*** Recorded information ***

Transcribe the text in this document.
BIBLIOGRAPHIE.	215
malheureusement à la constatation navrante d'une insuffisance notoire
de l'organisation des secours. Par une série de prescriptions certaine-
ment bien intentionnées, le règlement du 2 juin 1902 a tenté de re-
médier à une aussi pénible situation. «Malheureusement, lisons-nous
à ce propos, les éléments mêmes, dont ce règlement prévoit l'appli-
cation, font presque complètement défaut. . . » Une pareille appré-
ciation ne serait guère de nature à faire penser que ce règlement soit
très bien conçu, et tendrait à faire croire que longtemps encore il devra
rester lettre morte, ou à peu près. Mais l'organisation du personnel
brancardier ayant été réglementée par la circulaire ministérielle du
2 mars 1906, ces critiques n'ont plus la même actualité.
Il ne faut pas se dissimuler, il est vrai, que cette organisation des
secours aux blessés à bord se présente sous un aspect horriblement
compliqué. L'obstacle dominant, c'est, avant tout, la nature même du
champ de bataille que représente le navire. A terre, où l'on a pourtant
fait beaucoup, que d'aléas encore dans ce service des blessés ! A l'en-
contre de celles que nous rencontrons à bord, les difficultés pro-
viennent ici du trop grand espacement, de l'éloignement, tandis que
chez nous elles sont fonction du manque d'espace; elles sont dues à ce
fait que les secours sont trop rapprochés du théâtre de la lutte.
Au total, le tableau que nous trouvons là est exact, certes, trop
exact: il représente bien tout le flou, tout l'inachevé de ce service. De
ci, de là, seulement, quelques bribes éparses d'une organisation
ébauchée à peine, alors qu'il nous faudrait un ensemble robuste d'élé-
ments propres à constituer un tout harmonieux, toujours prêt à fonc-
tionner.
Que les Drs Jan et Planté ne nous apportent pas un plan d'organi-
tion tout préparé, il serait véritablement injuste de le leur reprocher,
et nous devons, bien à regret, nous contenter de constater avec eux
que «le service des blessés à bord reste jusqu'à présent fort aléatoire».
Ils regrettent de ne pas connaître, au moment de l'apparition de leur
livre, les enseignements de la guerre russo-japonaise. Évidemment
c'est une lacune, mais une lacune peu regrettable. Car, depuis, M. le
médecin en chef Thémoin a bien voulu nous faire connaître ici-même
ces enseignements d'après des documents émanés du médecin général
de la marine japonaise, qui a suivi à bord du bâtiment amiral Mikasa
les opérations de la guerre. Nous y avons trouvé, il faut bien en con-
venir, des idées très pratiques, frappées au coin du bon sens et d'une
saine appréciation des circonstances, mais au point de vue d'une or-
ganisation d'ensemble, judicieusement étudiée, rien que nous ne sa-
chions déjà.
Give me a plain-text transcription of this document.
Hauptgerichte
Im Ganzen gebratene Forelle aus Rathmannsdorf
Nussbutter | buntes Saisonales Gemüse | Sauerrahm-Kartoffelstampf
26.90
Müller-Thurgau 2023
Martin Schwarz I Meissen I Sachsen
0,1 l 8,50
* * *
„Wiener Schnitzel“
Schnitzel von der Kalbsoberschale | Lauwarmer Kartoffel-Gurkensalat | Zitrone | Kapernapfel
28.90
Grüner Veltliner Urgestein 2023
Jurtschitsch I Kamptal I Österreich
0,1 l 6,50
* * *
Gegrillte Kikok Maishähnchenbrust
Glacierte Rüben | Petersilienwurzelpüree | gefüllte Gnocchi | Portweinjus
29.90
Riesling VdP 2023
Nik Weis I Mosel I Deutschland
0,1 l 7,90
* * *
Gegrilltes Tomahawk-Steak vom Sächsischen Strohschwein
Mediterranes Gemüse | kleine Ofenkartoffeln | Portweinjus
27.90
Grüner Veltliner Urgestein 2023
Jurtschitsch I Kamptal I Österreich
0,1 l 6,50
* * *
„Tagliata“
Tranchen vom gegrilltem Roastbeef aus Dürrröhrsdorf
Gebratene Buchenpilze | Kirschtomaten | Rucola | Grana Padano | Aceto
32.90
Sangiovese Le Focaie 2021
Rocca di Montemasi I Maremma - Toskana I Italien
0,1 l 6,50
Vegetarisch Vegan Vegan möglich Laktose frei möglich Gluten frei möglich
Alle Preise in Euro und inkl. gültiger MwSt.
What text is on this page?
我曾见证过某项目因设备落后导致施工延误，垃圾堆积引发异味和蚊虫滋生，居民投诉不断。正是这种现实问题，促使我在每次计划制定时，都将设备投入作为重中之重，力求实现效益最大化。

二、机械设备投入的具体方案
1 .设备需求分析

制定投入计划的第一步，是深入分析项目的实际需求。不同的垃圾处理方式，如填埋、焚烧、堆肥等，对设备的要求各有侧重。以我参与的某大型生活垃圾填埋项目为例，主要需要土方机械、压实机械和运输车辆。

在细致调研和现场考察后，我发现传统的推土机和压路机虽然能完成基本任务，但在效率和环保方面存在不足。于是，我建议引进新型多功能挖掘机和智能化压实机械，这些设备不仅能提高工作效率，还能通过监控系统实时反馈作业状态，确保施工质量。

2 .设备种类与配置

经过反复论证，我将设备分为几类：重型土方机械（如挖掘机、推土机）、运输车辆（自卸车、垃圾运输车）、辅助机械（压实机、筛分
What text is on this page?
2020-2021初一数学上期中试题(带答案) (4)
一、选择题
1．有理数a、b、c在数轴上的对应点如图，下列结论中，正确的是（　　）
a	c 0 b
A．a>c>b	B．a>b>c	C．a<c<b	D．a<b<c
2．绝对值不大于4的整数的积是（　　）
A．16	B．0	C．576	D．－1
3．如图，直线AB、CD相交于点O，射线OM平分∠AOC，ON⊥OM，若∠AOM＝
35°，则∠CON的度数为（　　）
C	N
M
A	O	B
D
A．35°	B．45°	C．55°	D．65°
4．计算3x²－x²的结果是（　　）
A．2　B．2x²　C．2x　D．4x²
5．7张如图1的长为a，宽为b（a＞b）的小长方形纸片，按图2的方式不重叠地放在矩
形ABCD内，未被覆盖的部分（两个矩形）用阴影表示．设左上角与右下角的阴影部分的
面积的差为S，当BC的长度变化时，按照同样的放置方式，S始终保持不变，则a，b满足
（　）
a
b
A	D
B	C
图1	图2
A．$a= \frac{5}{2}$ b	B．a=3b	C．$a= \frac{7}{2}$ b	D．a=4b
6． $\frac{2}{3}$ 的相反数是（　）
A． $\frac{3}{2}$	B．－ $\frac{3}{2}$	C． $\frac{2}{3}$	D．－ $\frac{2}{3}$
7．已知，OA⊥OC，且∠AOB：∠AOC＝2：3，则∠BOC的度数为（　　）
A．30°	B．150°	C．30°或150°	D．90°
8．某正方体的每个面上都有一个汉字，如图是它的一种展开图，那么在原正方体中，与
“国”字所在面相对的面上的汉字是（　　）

***

[Written exercise] Reproduce every entry shown above, precisely as it stands.

[Exercise result]
Transcribe the text in this document.
BIBLIOGRAPHIE.	215
malheureusement à la constatation navrante d'une insuffisance notoire
de l'organisation des secours. Par une série de prescriptions certaine-
ment bien intentionnées, le règlement du 2 juin 1902 a tenté de re-
médier à une aussi pénible situation. «Malheureusement, lisons-nous
à ce propos, les éléments mêmes, dont ce règlement prévoit l'appli-
cation, font presque complètement défaut. . . » Une pareille appré-
ciation ne serait guère de nature à faire penser que ce règlement soit
très bien conçu, et tendrait à faire croire que longtemps encore il devra
rester lettre morte, ou à peu près. Mais l'organisation du personnel
brancardier ayant été réglementée par la circulaire ministérielle du
2 mars 1906, ces critiques n'ont plus la même actualité.
Il ne faut pas se dissimuler, il est vrai, que cette organisation des
secours aux blessés à bord se présente sous un aspect horriblement
compliqué. L'obstacle dominant, c'est, avant tout, la nature même du
champ de bataille que représente le navire. A terre, où l'on a pourtant
fait beaucoup, que d'aléas encore dans ce service des blessés ! A l'en-
contre de celles que nous rencontrons à bord, les difficultés pro-
viennent ici du trop grand espacement, de l'éloignement, tandis que
chez nous elles sont fonction du manque d'espace; elles sont dues à ce
fait que les secours sont trop rapprochés du théâtre de la lutte.
Au total, le tableau que nous trouvons là est exact, certes, trop
exact: il représente bien tout le flou, tout l'inachevé de ce service. De
ci, de là, seulement, quelques bribes éparses d'une organisation
ébauchée à peine, alors qu'il nous faudrait un ensemble robuste d'élé-
ments propres à constituer un tout harmonieux, toujours prêt à fonc-
tionner.
Que les Drs Jan et Planté ne nous apportent pas un plan d'organi-
tion tout préparé, il serait véritablement injuste de le leur reprocher,
et nous devons, bien à regret, nous contenter de constater avec eux
que «le service des blessés à bord reste jusqu'à présent fort aléatoire».
Ils regrettent de ne pas connaître, au moment de l'apparition de leur
livre, les enseignements de la guerre russo-japonaise. Évidemment
c'est une lacune, mais une lacune peu regrettable. Car, depuis, M. le
médecin en chef Thémoin a bien voulu nous faire connaître ici-même
ces enseignements d'après des documents émanés du médecin général
de la marine japonaise, qui a suivi à bord du bâtiment amiral Mikasa
les opérations de la guerre. Nous y avons trouvé, il faut bien en con-
venir, des idées très pratiques, frappées au coin du bon sens et d'une
saine appréciation des circonstances, mais au point de vue d'une or-
ganisation d'ensemble, judicieusement étudiée, rien que nous ne sa-
chions déjà.
Give me a plain-text transcription of this document.
Hauptgerichte
Im Ganzen gebratene Forelle aus Rathmannsdorf
Nussbutter | buntes Saisonales Gemüse | Sauerrahm-Kartoffelstampf
26.90
Müller-Thurgau 2023
Martin Schwarz I Meissen I Sachsen
0,1 l 8,50
* * *
„Wiener Schnitzel“
Schnitzel von der Kalbsoberschale | Lauwarmer Kartoffel-Gurkensalat | Zitrone | Kapernapfel
28.90
Grüner Veltliner Urgestein 2023
Jurtschitsch I Kamptal I Österreich
0,1 l 6,50
* * *
Gegrillte Kikok Maishähnchenbrust
Glacierte Rüben | Petersilienwurzelpüree | gefüllte Gnocchi | Portweinjus
29.90
Riesling VdP 2023
Nik Weis I Mosel I Deutschland
0,1 l 7,90
* * *
Gegrilltes Tomahawk-Steak vom Sächsischen Strohschwein
Mediterranes Gemüse | kleine Ofenkartoffeln | Portweinjus
27.90
Grüner Veltliner Urgestein 2023
Jurtschitsch I Kamptal I Österreich
0,1 l 6,50
* * *
„Tagliata“
Tranchen vom gegrilltem Roastbeef aus Dürrröhrsdorf
Gebratene Buchenpilze | Kirschtomaten | Rucola | Grana Padano | Aceto
32.90
Sangiovese Le Focaie 2021
Rocca di Montemasi I Maremma - Toskana I Italien
0,1 l 6,50
Vegetarisch Vegan Vegan möglich Laktose frei möglich Gluten frei möglich
Alle Preise in Euro und inkl. gültiger MwSt.
What text is on this page?
我曾见证过某项目因设备落后导致施工延误，垃圾堆积引发异味和蚊虫滋生，居民投诉不断。正是这种现实问题，促使我在每次计划制定时，都将设备投入作为重中之重，力求实现效益最大化。

二、机械设备投入的具体方案
1 .设备需求分析

制定投入计划的第一步，是深入分析项目的实际需求。不同的垃圾处理方式，如填埋、焚烧、堆肥等，对设备的要求各有侧重。以我参与的某大型生活垃圾填埋项目为例，主要需要土方机械、压实机械和运输车辆。

在细致调研和现场考察后，我发现传统的推土机和压路机虽然能完成基本任务，但在效率和环保方面存在不足。于是，我建议引进新型多功能挖掘机和智能化压实机械，这些设备不仅能提高工作效率，还能通过监控系统实时反馈作业状态，确保施工质量。

2 .设备种类与配置

经过反复论证，我将设备分为几类：重型土方机械（如挖掘机、推土机）、运输车辆（自卸车、垃圾运输车）、辅助机械（压实机、筛分
What text is on this page?
2020-2021初一数学上期中试题(带答案) (4)
一、选择题
1．有理数a、b、c在数轴上的对应点如图，下列结论中，正确的是（　　）
a	c 0 b
A．a>c>b	B．a>b>c	C．a<c<b	D．a<b<c
2．绝对值不大于4的整数的积是（　　）
A．16	B．0	C．576	D．－1
3．如图，直线AB、CD相交于点O，射线OM平分∠AOC，ON⊥OM，若∠AOM＝
35°，则∠CON的度数为（　　）
C	N
M
A	O	B
D
A．35°	B．45°	C．55°	D．65°
4．计算3x²－x²的结果是（　　）
A．2　B．2x²　C．2x　D．4x²
5．7张如图1的长为a，宽为b（a＞b）的小长方形纸片，按图2的方式不重叠地放在矩
形ABCD内，未被覆盖的部分（两个矩形）用阴影表示．设左上角与右下角的阴影部分的
面积的差为S，当BC的长度变化时，按照同样的放置方式，S始终保持不变，则a，b满足
（　）
a
b
A	D
B	C
图1	图2
A．$a= \frac{5}{2}$ b	B．a=3b	C．$a= \frac{7}{2}$ b	D．a=4b
6． $\frac{2}{3}$ 的相反数是（　）
A． $\frac{3}{2}$	B．－ $\frac{3}{2}$	C． $\frac{2}{3}$	D．－ $\frac{2}{3}$
7．已知，OA⊥OC，且∠AOB：∠AOC＝2：3，则∠BOC的度数为（　　）
A．30°	B．150°	C．30°或150°	D．90°
8．某正方体的每个面上都有一个汉字，如图是它的一种展开图，那么在原正方体中，与
“国”字所在面相对的面上的汉字是（　　）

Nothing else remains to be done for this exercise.